Raw records
## Begin

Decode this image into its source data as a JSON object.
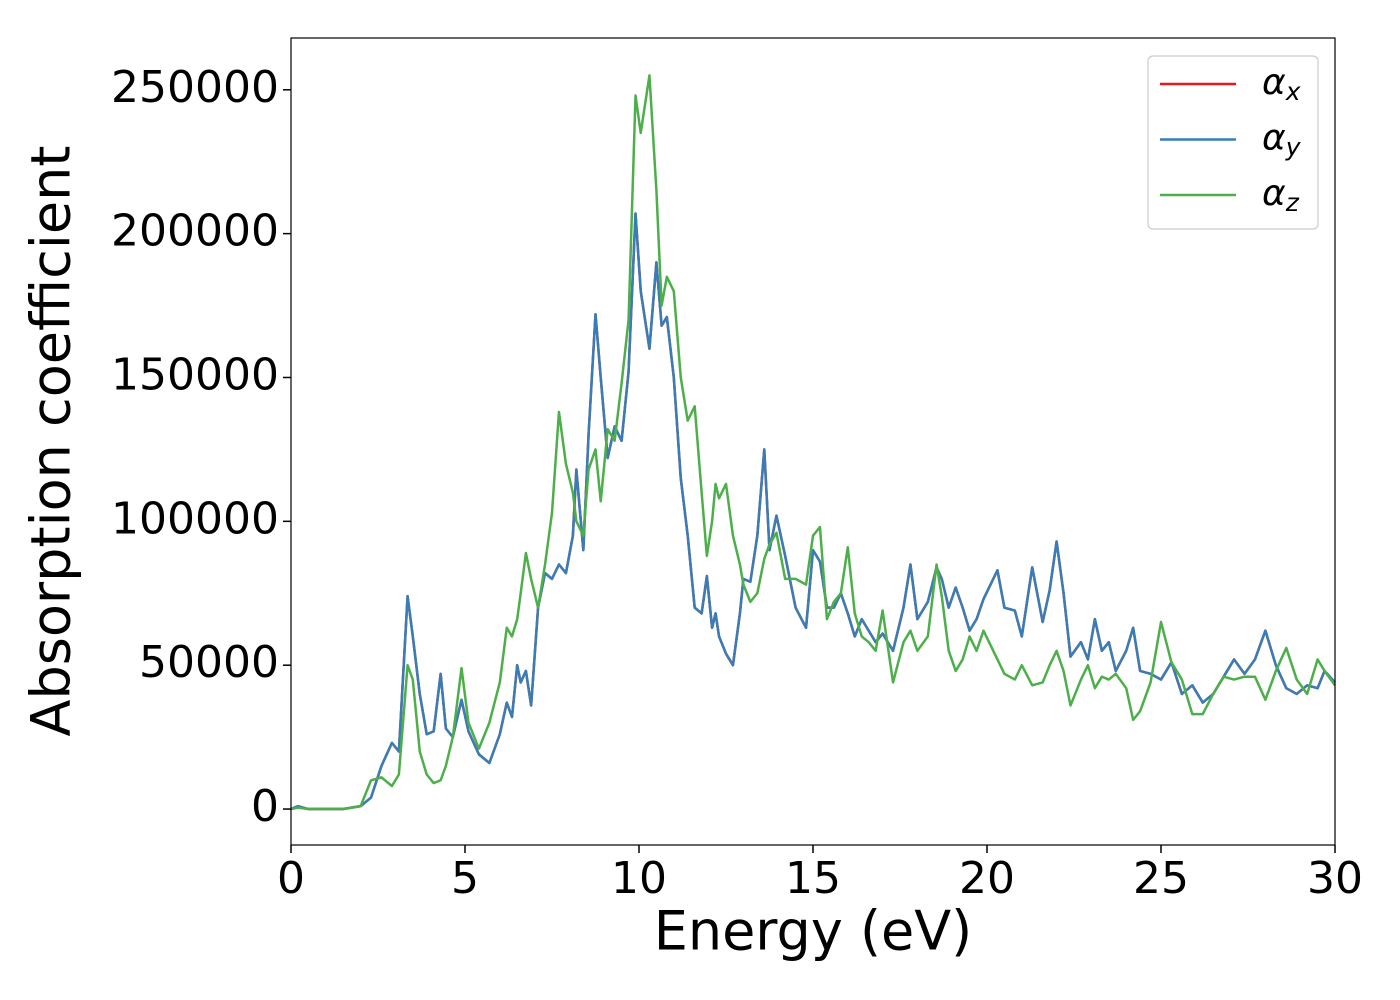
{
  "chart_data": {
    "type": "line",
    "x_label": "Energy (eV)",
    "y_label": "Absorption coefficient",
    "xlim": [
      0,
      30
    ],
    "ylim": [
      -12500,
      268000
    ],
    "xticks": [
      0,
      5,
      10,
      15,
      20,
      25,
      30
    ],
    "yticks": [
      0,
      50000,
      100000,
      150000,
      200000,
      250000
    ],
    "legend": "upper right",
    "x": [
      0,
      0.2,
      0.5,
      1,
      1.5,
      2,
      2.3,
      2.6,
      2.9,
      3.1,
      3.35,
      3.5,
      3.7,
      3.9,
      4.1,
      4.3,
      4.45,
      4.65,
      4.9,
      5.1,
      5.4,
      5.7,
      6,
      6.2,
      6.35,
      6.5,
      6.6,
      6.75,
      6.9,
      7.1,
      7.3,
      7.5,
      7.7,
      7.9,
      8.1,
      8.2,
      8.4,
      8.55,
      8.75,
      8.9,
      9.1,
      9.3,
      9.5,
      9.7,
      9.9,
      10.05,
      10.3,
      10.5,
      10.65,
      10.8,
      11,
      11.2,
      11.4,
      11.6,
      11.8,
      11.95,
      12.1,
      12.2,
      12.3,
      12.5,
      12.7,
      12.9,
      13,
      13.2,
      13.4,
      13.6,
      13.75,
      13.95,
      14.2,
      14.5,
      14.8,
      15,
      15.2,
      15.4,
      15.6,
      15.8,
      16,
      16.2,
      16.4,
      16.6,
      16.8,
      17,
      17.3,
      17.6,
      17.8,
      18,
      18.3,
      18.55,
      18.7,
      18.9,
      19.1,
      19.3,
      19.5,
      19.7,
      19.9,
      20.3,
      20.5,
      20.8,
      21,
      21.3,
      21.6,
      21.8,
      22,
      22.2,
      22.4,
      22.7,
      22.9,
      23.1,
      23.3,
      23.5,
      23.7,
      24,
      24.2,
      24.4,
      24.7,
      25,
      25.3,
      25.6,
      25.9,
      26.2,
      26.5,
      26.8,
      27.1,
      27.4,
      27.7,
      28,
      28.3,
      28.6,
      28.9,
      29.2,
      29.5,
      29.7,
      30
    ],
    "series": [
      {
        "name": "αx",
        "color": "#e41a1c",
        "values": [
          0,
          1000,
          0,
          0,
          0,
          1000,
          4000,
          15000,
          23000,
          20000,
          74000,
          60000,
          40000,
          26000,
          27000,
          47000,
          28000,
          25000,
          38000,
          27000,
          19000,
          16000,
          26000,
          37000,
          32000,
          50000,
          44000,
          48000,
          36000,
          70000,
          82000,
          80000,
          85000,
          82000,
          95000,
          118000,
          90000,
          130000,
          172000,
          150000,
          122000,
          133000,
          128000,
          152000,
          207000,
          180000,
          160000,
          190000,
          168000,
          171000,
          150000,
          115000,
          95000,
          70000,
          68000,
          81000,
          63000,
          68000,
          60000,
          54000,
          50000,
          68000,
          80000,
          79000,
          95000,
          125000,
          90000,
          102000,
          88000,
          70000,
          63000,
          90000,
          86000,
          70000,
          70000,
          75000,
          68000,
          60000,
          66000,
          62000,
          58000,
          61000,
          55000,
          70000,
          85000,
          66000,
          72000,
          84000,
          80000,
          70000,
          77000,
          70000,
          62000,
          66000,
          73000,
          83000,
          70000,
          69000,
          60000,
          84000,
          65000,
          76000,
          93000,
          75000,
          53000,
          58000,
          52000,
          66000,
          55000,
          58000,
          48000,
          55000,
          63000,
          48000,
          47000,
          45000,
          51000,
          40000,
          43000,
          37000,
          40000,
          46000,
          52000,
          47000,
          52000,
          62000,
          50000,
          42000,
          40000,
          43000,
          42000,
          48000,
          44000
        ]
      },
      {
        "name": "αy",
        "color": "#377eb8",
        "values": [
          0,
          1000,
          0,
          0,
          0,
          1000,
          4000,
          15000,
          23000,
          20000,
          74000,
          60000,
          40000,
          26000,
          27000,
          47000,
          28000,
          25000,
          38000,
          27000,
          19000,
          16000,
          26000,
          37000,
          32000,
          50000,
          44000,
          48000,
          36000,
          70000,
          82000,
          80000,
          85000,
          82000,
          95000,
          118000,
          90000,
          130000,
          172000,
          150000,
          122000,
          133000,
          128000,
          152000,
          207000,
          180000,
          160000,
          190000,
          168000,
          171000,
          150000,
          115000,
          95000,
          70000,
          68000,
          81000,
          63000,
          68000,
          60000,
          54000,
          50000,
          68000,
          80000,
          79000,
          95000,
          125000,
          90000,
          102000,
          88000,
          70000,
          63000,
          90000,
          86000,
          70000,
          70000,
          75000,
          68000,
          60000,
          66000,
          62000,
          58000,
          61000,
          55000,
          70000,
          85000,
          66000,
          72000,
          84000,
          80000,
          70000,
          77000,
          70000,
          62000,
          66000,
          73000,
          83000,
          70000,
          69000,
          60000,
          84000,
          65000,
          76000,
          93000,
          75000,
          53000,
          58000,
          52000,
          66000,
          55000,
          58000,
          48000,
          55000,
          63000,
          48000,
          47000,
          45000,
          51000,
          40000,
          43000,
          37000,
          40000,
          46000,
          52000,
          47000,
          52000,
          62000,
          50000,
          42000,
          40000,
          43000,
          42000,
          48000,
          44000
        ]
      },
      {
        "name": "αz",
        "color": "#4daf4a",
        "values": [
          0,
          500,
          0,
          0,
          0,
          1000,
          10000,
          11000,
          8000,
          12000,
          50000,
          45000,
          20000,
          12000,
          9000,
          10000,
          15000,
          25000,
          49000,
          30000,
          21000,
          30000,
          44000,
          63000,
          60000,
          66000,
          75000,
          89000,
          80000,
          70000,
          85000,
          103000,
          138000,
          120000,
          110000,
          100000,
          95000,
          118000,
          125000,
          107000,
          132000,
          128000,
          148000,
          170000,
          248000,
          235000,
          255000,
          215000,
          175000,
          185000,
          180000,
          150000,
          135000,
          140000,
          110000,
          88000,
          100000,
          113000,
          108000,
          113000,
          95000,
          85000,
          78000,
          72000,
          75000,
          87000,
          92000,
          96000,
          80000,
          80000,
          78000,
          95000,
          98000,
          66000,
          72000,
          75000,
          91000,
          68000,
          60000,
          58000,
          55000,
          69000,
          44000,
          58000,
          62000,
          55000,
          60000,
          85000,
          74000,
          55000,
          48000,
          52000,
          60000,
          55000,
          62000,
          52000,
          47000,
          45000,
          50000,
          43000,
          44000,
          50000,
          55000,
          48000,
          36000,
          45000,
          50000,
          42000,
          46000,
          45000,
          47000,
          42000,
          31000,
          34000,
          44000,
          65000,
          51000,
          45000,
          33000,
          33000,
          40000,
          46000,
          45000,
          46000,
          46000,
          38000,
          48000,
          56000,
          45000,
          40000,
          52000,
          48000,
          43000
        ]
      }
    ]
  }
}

## End

Output the lines above in full and exactly as given, omitting any pictures.

Decode this image into its source data as a JSON object.
{
  "chart_data": {
    "type": "line",
    "x_label": "Energy (eV)",
    "y_label": "Absorption coefficient",
    "xlim": [
      0,
      30
    ],
    "ylim": [
      -12500,
      268000
    ],
    "xticks": [
      0,
      5,
      10,
      15,
      20,
      25,
      30
    ],
    "yticks": [
      0,
      50000,
      100000,
      150000,
      200000,
      250000
    ],
    "legend": "upper right",
    "x": [
      0,
      0.2,
      0.5,
      1,
      1.5,
      2,
      2.3,
      2.6,
      2.9,
      3.1,
      3.35,
      3.5,
      3.7,
      3.9,
      4.1,
      4.3,
      4.45,
      4.65,
      4.9,
      5.1,
      5.4,
      5.7,
      6,
      6.2,
      6.35,
      6.5,
      6.6,
      6.75,
      6.9,
      7.1,
      7.3,
      7.5,
      7.7,
      7.9,
      8.1,
      8.2,
      8.4,
      8.55,
      8.75,
      8.9,
      9.1,
      9.3,
      9.5,
      9.7,
      9.9,
      10.05,
      10.3,
      10.5,
      10.65,
      10.8,
      11,
      11.2,
      11.4,
      11.6,
      11.8,
      11.95,
      12.1,
      12.2,
      12.3,
      12.5,
      12.7,
      12.9,
      13,
      13.2,
      13.4,
      13.6,
      13.75,
      13.95,
      14.2,
      14.5,
      14.8,
      15,
      15.2,
      15.4,
      15.6,
      15.8,
      16,
      16.2,
      16.4,
      16.6,
      16.8,
      17,
      17.3,
      17.6,
      17.8,
      18,
      18.3,
      18.55,
      18.7,
      18.9,
      19.1,
      19.3,
      19.5,
      19.7,
      19.9,
      20.3,
      20.5,
      20.8,
      21,
      21.3,
      21.6,
      21.8,
      22,
      22.2,
      22.4,
      22.7,
      22.9,
      23.1,
      23.3,
      23.5,
      23.7,
      24,
      24.2,
      24.4,
      24.7,
      25,
      25.3,
      25.6,
      25.9,
      26.2,
      26.5,
      26.8,
      27.1,
      27.4,
      27.7,
      28,
      28.3,
      28.6,
      28.9,
      29.2,
      29.5,
      29.7,
      30
    ],
    "series": [
      {
        "name": "αx",
        "color": "#e41a1c",
        "values": [
          0,
          1000,
          0,
          0,
          0,
          1000,
          4000,
          15000,
          23000,
          20000,
          74000,
          60000,
          40000,
          26000,
          27000,
          47000,
          28000,
          25000,
          38000,
          27000,
          19000,
          16000,
          26000,
          37000,
          32000,
          50000,
          44000,
          48000,
          36000,
          70000,
          82000,
          80000,
          85000,
          82000,
          95000,
          118000,
          90000,
          130000,
          172000,
          150000,
          122000,
          133000,
          128000,
          152000,
          207000,
          180000,
          160000,
          190000,
          168000,
          171000,
          150000,
          115000,
          95000,
          70000,
          68000,
          81000,
          63000,
          68000,
          60000,
          54000,
          50000,
          68000,
          80000,
          79000,
          95000,
          125000,
          90000,
          102000,
          88000,
          70000,
          63000,
          90000,
          86000,
          70000,
          70000,
          75000,
          68000,
          60000,
          66000,
          62000,
          58000,
          61000,
          55000,
          70000,
          85000,
          66000,
          72000,
          84000,
          80000,
          70000,
          77000,
          70000,
          62000,
          66000,
          73000,
          83000,
          70000,
          69000,
          60000,
          84000,
          65000,
          76000,
          93000,
          75000,
          53000,
          58000,
          52000,
          66000,
          55000,
          58000,
          48000,
          55000,
          63000,
          48000,
          47000,
          45000,
          51000,
          40000,
          43000,
          37000,
          40000,
          46000,
          52000,
          47000,
          52000,
          62000,
          50000,
          42000,
          40000,
          43000,
          42000,
          48000,
          44000
        ]
      },
      {
        "name": "αy",
        "color": "#377eb8",
        "values": [
          0,
          1000,
          0,
          0,
          0,
          1000,
          4000,
          15000,
          23000,
          20000,
          74000,
          60000,
          40000,
          26000,
          27000,
          47000,
          28000,
          25000,
          38000,
          27000,
          19000,
          16000,
          26000,
          37000,
          32000,
          50000,
          44000,
          48000,
          36000,
          70000,
          82000,
          80000,
          85000,
          82000,
          95000,
          118000,
          90000,
          130000,
          172000,
          150000,
          122000,
          133000,
          128000,
          152000,
          207000,
          180000,
          160000,
          190000,
          168000,
          171000,
          150000,
          115000,
          95000,
          70000,
          68000,
          81000,
          63000,
          68000,
          60000,
          54000,
          50000,
          68000,
          80000,
          79000,
          95000,
          125000,
          90000,
          102000,
          88000,
          70000,
          63000,
          90000,
          86000,
          70000,
          70000,
          75000,
          68000,
          60000,
          66000,
          62000,
          58000,
          61000,
          55000,
          70000,
          85000,
          66000,
          72000,
          84000,
          80000,
          70000,
          77000,
          70000,
          62000,
          66000,
          73000,
          83000,
          70000,
          69000,
          60000,
          84000,
          65000,
          76000,
          93000,
          75000,
          53000,
          58000,
          52000,
          66000,
          55000,
          58000,
          48000,
          55000,
          63000,
          48000,
          47000,
          45000,
          51000,
          40000,
          43000,
          37000,
          40000,
          46000,
          52000,
          47000,
          52000,
          62000,
          50000,
          42000,
          40000,
          43000,
          42000,
          48000,
          44000
        ]
      },
      {
        "name": "αz",
        "color": "#4daf4a",
        "values": [
          0,
          500,
          0,
          0,
          0,
          1000,
          10000,
          11000,
          8000,
          12000,
          50000,
          45000,
          20000,
          12000,
          9000,
          10000,
          15000,
          25000,
          49000,
          30000,
          21000,
          30000,
          44000,
          63000,
          60000,
          66000,
          75000,
          89000,
          80000,
          70000,
          85000,
          103000,
          138000,
          120000,
          110000,
          100000,
          95000,
          118000,
          125000,
          107000,
          132000,
          128000,
          148000,
          170000,
          248000,
          235000,
          255000,
          215000,
          175000,
          185000,
          180000,
          150000,
          135000,
          140000,
          110000,
          88000,
          100000,
          113000,
          108000,
          113000,
          95000,
          85000,
          78000,
          72000,
          75000,
          87000,
          92000,
          96000,
          80000,
          80000,
          78000,
          95000,
          98000,
          66000,
          72000,
          75000,
          91000,
          68000,
          60000,
          58000,
          55000,
          69000,
          44000,
          58000,
          62000,
          55000,
          60000,
          85000,
          74000,
          55000,
          48000,
          52000,
          60000,
          55000,
          62000,
          52000,
          47000,
          45000,
          50000,
          43000,
          44000,
          50000,
          55000,
          48000,
          36000,
          45000,
          50000,
          42000,
          46000,
          45000,
          47000,
          42000,
          31000,
          34000,
          44000,
          65000,
          51000,
          45000,
          33000,
          33000,
          40000,
          46000,
          45000,
          46000,
          46000,
          38000,
          48000,
          56000,
          45000,
          40000,
          52000,
          48000,
          43000
        ]
      }
    ]
  }
}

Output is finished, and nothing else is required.